--- INFORMATION SHOWN ---

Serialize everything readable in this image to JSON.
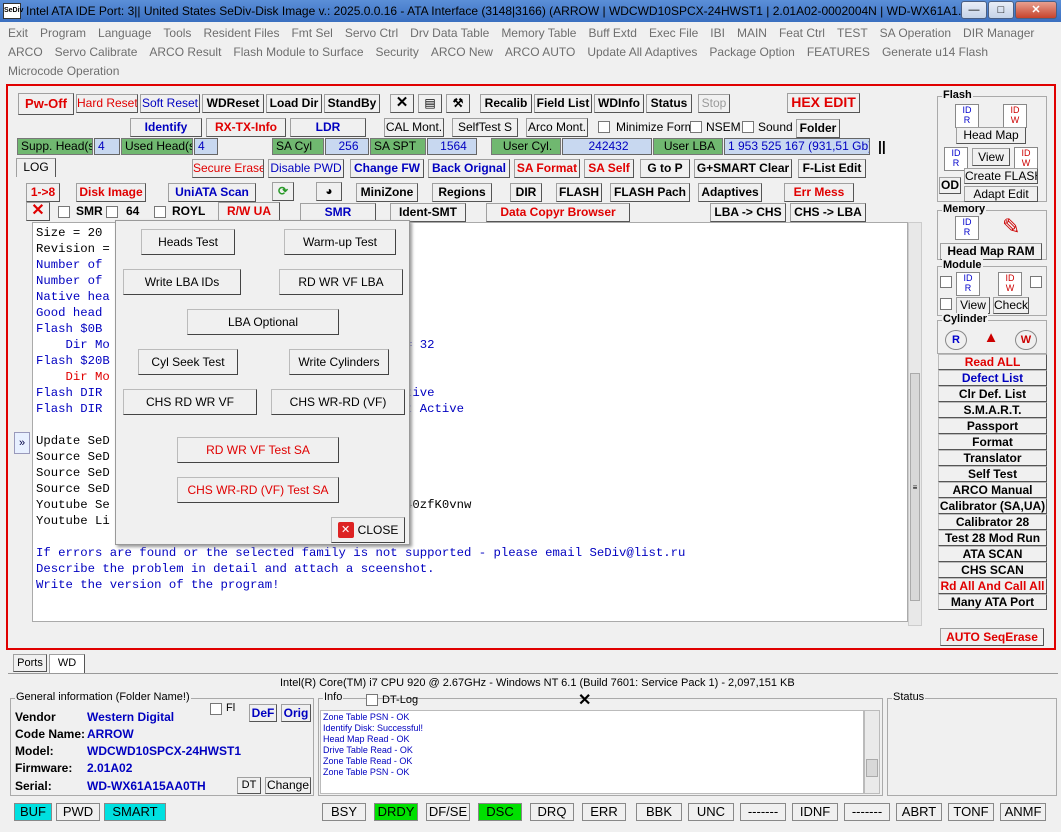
{
  "window": {
    "title": "Intel ATA IDE  Port: 3|| United States  SeDiv-Disk Image v.: 2025.0.0.16 - ATA Interface (3148|3166)  (ARROW | WDCWD10SPCX-24HWST1 | 2.01A02-0002004N | WD-WX61A1...",
    "icon": "SeDiv"
  },
  "menu": [
    "Exit",
    "Program",
    "Language",
    "Tools",
    "Resident Files",
    "Fmt Sel",
    "Servo Ctrl",
    "Drv Data Table",
    "Memory Table",
    "Buff Extd",
    "Exec File",
    "IBI",
    "MAIN",
    "Feat Ctrl",
    "TEST",
    "SA Operation",
    "DIR Manager",
    "ARCO",
    "Servo Calibrate",
    "ARCO Result",
    "Flash Module to Surface",
    "Security",
    "ARCO New",
    "ARCO AUTO",
    "Update All Adaptives",
    "Package Option",
    "FEATURES",
    "Generate u14 Flash",
    "Microcode Operation"
  ],
  "toolbar1": {
    "pwoff": "Pw-Off",
    "hard": "Hard Reset",
    "soft": "Soft Reset",
    "wdreset": "WDReset",
    "loaddir": "Load Dir",
    "standby": "StandBy",
    "recalib": "Recalib",
    "fieldlist": "Field List",
    "wdinfo": "WDInfo",
    "status": "Status",
    "stop": "Stop",
    "hexedit": "HEX EDIT"
  },
  "toolbar2": {
    "identify": "Identify",
    "rxtx": "RX-TX-Info",
    "ldr": "LDR",
    "calmont": "CAL Mont.",
    "selftest": "SelfTest S",
    "arcomont": "Arco Mont.",
    "minimize": "Minimize Form",
    "nsem": "NSEM",
    "sound": "Sound",
    "folder": "Folder"
  },
  "fields": {
    "supp_heads_label": "Supp. Head(s)",
    "supp_heads": "4",
    "used_heads_label": "Used Head(s)",
    "used_heads": "4",
    "sacyl_label": "SA Cyl",
    "sacyl": "256",
    "saspt_label": "SA SPT",
    "saspt": "1564",
    "usercyl_label": "User Cyl.",
    "usercyl": "242432",
    "userlba_label": "User LBA",
    "userlba": "1 953 525 167  (931,51 Gb)"
  },
  "toolbar3": {
    "log": "LOG",
    "secure": "Secure Erase",
    "dispwd": "Disable PWD",
    "changefw": "Change FW",
    "backorig": "Back Orignal",
    "saformat": "SA Format",
    "saself": "SA Self",
    "gtop": "G to P",
    "gsmart": "G+SMART Clear",
    "flist": "F-List Edit"
  },
  "toolbar4": {
    "r18": "1->8",
    "diskimage": "Disk Image",
    "uniata": "UniATA Scan",
    "minizone": "MiniZone",
    "regions": "Regions",
    "dir": "DIR",
    "flash": "FLASH",
    "flashpach": "FLASH Pach",
    "adaptives": "Adaptives",
    "errmess": "Err Mess"
  },
  "toolbar5": {
    "smr": "SMR",
    "c64": "64",
    "royl": "ROYL",
    "rwua": "R/W UA",
    "smr2": "SMR",
    "identsmt": "Ident-SMT",
    "datacopy": "Data Copyr Browser",
    "lbachs": "LBA -> CHS",
    "chslba": "CHS -> LBA"
  },
  "console": [
    {
      "t": "Size = 20",
      "c": "#000"
    },
    {
      "t": "Revision = ",
      "c": "#000"
    },
    {
      "t": "Number of ",
      "c": "#0000c0"
    },
    {
      "t": "Number of ",
      "c": "#0000c0"
    },
    {
      "t": "Native hea",
      "c": "#0000c0"
    },
    {
      "t": "Good head ",
      "c": "#0000c0"
    },
    {
      "t": "Flash $0B                     ................. OK!",
      "c": "#0000c0"
    },
    {
      "t": "    Dir Mo                                  FSize = 32",
      "c": "#0000c0"
    },
    {
      "t": "Flash $20B                    ................. OK!",
      "c": "#0000c0"
    },
    {
      "t": "    Dir Mo                   2    FSize = 32",
      "c": "#e00000"
    },
    {
      "t": "Flash DIR                     ................. Active",
      "c": "#0000c0"
    },
    {
      "t": "Flash DIR                     ................. Not Active",
      "c": "#0000c0"
    },
    {
      "t": "",
      "c": "#000"
    },
    {
      "t": "Update SeD                    /xgnk/m851bWtz1",
      "c": "#000"
    },
    {
      "t": "Source SeD                    /7yLd/bbpXuTZ2n",
      "c": "#000"
    },
    {
      "t": "Source SeD                    /RW5F/ipfAx6FUh",
      "c": "#000"
    },
    {
      "t": "Source SeD                    /2BFX/5QbikXFKy",
      "c": "#000"
    },
    {
      "t": "Youtube Se                    nnel/UCaDZahGtMm8pO240zfK0vnw",
      "c": "#000"
    },
    {
      "t": "Youtube Li                    storesedivagency9099",
      "c": "#000"
    },
    {
      "t": "",
      "c": "#000"
    },
    {
      "t": "If errors are found or the selected family is not supported - please email SeDiv@list.ru",
      "c": "#0000c0"
    },
    {
      "t": "Describe the problem in detail and attach a sceenshot.",
      "c": "#0000c0"
    },
    {
      "t": "Write the version of the program!",
      "c": "#0000c0"
    }
  ],
  "popup": {
    "heads": "Heads Test",
    "warmup": "Warm-up Test",
    "writelba": "Write LBA IDs",
    "rdwrvflba": "RD WR VF LBA",
    "lbaopt": "LBA Optional",
    "cylseek": "Cyl Seek Test",
    "writecyl": "Write Cylinders",
    "chsrdwrvf": "CHS RD WR VF",
    "chswrrdvf": "CHS WR-RD (VF)",
    "rdwrvfsa": "RD WR VF Test SA",
    "chswrrdsa": "CHS WR-RD (VF) Test SA",
    "close": "CLOSE"
  },
  "right": {
    "flash": "Flash",
    "headmap": "Head Map",
    "view": "View",
    "od": "OD",
    "createflash": "Create FLASH",
    "adaptedit": "Adapt Edit",
    "memory": "Memory",
    "headmapram": "Head Map RAM",
    "module": "Module",
    "view2": "View",
    "check": "Check",
    "cylinder": "Cylinder",
    "list": [
      {
        "t": "Read ALL",
        "c": "#e00000"
      },
      {
        "t": "Defect List",
        "c": "#0000c0"
      },
      {
        "t": "Clr Def. List",
        "c": "#000"
      },
      {
        "t": "S.M.A.R.T.",
        "c": "#000"
      },
      {
        "t": "Passport",
        "c": "#000"
      },
      {
        "t": "Format",
        "c": "#000"
      },
      {
        "t": "Translator",
        "c": "#000"
      },
      {
        "t": "Self Test",
        "c": "#000"
      },
      {
        "t": "ARCO Manual",
        "c": "#000"
      },
      {
        "t": "Calibrator (SA,UA)",
        "c": "#000"
      },
      {
        "t": "Calibrator 28",
        "c": "#000"
      },
      {
        "t": "Test 28 Mod Run",
        "c": "#000"
      },
      {
        "t": "ATA SCAN",
        "c": "#000"
      },
      {
        "t": "CHS SCAN",
        "c": "#000"
      },
      {
        "t": "Rd All And Call All",
        "c": "#e00000"
      },
      {
        "t": "Many ATA Port",
        "c": "#000"
      }
    ],
    "autoseq": "AUTO SeqErase"
  },
  "tabs": {
    "ports": "Ports",
    "wd": "WD"
  },
  "cpu": "Intel(R) Core(TM) i7 CPU 920  @ 2.67GHz - Windows NT 6.1 (Build 7601: Service Pack 1) -  2,097,151 KB",
  "general": {
    "title": "General information (Folder Name!)",
    "fl": "Fl",
    "def": "DeF",
    "orig": "Orig",
    "vendor_l": "Vendor",
    "vendor": "Western Digital",
    "code_l": "Code Name:",
    "code": "ARROW",
    "model_l": "Model:",
    "model": "WDCWD10SPCX-24HWST1",
    "fw_l": "Firmware:",
    "fw": "2.01A02",
    "serial_l": "Serial:",
    "serial": "WD-WX61A15AA0TH",
    "dt": "DT",
    "change": "Change"
  },
  "info": {
    "title": "Info",
    "dtlog": "DT-Log",
    "lines": [
      "Zone Table PSN - OK",
      "Identify Disk: Successful!",
      "Head Map Read - OK",
      "Drive Table Read - OK",
      "Zone Table Read - OK",
      "Zone Table PSN - OK"
    ]
  },
  "status": {
    "title": "Status"
  },
  "bottom": {
    "left": [
      {
        "t": "BUF",
        "bg": "#00e0e0"
      },
      {
        "t": "PWD",
        "bg": "#f0f0f0"
      },
      {
        "t": "SMART",
        "bg": "#00e0e0"
      }
    ],
    "regs": [
      {
        "t": "BSY",
        "bg": "#f0f0f0"
      },
      {
        "t": "DRDY",
        "bg": "#00e000"
      },
      {
        "t": "DF/SE",
        "bg": "#f0f0f0"
      },
      {
        "t": "DSC",
        "bg": "#00e000"
      },
      {
        "t": "DRQ",
        "bg": "#f0f0f0"
      },
      {
        "t": "ERR",
        "bg": "#f0f0f0"
      }
    ],
    "errs": [
      {
        "t": "BBK"
      },
      {
        "t": "UNC"
      },
      {
        "t": "-------"
      },
      {
        "t": "IDNF"
      },
      {
        "t": "-------"
      },
      {
        "t": "ABRT"
      },
      {
        "t": "TONF"
      },
      {
        "t": "ANMF"
      }
    ]
  }
}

---

EXERCISE REQUIREMENTS:
Going through the records above, state how many lines carry "Intel", with no other text.

SOLUTION TO THIS TASK:
2